Provide the records once more, identical to the original.
Begin Records supplied
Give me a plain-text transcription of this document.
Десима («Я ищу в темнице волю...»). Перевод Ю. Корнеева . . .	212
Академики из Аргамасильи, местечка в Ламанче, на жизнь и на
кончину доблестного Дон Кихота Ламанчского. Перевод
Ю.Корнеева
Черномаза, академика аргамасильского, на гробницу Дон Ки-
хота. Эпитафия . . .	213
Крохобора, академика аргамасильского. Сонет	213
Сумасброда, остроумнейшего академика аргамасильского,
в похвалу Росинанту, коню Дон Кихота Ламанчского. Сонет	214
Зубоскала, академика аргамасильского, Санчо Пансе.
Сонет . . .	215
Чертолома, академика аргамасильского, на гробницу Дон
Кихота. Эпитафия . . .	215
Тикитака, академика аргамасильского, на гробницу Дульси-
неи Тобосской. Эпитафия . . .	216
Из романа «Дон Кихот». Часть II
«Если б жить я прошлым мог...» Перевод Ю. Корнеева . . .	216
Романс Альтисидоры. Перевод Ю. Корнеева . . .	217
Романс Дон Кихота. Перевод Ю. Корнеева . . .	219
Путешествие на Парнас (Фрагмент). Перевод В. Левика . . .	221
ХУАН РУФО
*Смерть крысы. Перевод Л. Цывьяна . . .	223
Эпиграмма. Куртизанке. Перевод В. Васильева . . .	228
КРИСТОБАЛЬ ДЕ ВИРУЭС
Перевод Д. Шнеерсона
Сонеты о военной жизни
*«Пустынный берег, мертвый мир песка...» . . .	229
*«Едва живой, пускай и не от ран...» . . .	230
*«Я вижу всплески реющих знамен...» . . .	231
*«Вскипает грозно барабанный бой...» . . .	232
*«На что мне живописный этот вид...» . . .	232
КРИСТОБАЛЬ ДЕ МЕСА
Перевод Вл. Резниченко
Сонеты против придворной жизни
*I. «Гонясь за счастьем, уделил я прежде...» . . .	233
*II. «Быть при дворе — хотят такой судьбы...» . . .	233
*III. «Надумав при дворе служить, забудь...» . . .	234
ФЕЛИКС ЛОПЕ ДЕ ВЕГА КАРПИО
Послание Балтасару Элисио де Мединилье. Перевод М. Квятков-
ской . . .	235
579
End Records supplied
* [Result of this task]:
Give me a plain-text transcription of this document.
Десима («Я ищу в темнице волю...»). Перевод Ю. Корнеева . . .	212
Академики из Аргамасильи, местечка в Ламанче, на жизнь и на
кончину доблестного Дон Кихота Ламанчского. Перевод
Ю.Корнеева
Черномаза, академика аргамасильского, на гробницу Дон Ки-
хота. Эпитафия . . .	213
Крохобора, академика аргамасильского. Сонет	213
Сумасброда, остроумнейшего академика аргамасильского,
в похвалу Росинанту, коню Дон Кихота Ламанчского. Сонет	214
Зубоскала, академика аргамасильского, Санчо Пансе.
Сонет . . .	215
Чертолома, академика аргамасильского, на гробницу Дон
Кихота. Эпитафия . . .	215
Тикитака, академика аргамасильского, на гробницу Дульси-
неи Тобосской. Эпитафия . . .	216
Из романа «Дон Кихот». Часть II
«Если б жить я прошлым мог...» Перевод Ю. Корнеева . . .	216
Романс Альтисидоры. Перевод Ю. Корнеева . . .	217
Романс Дон Кихота. Перевод Ю. Корнеева . . .	219
Путешествие на Парнас (Фрагмент). Перевод В. Левика . . .	221
ХУАН РУФО
*Смерть крысы. Перевод Л. Цывьяна . . .	223
Эпиграмма. Куртизанке. Перевод В. Васильева . . .	228
КРИСТОБАЛЬ ДЕ ВИРУЭС
Перевод Д. Шнеерсона
Сонеты о военной жизни
*«Пустынный берег, мертвый мир песка...» . . .	229
*«Едва живой, пускай и не от ран...» . . .	230
*«Я вижу всплески реющих знамен...» . . .	231
*«Вскипает грозно барабанный бой...» . . .	232
*«На что мне живописный этот вид...» . . .	232
КРИСТОБАЛЬ ДЕ МЕСА
Перевод Вл. Резниченко
Сонеты против придворной жизни
*I. «Гонясь за счастьем, уделил я прежде...» . . .	233
*II. «Быть при дворе — хотят такой судьбы...» . . .	233
*III. «Надумав при дворе служить, забудь...» . . .	234
ФЕЛИКС ЛОПЕ ДЕ ВЕГА КАРПИО
Послание Балтасару Элисио де Мединилье. Перевод М. Квятков-
ской . . .	235
579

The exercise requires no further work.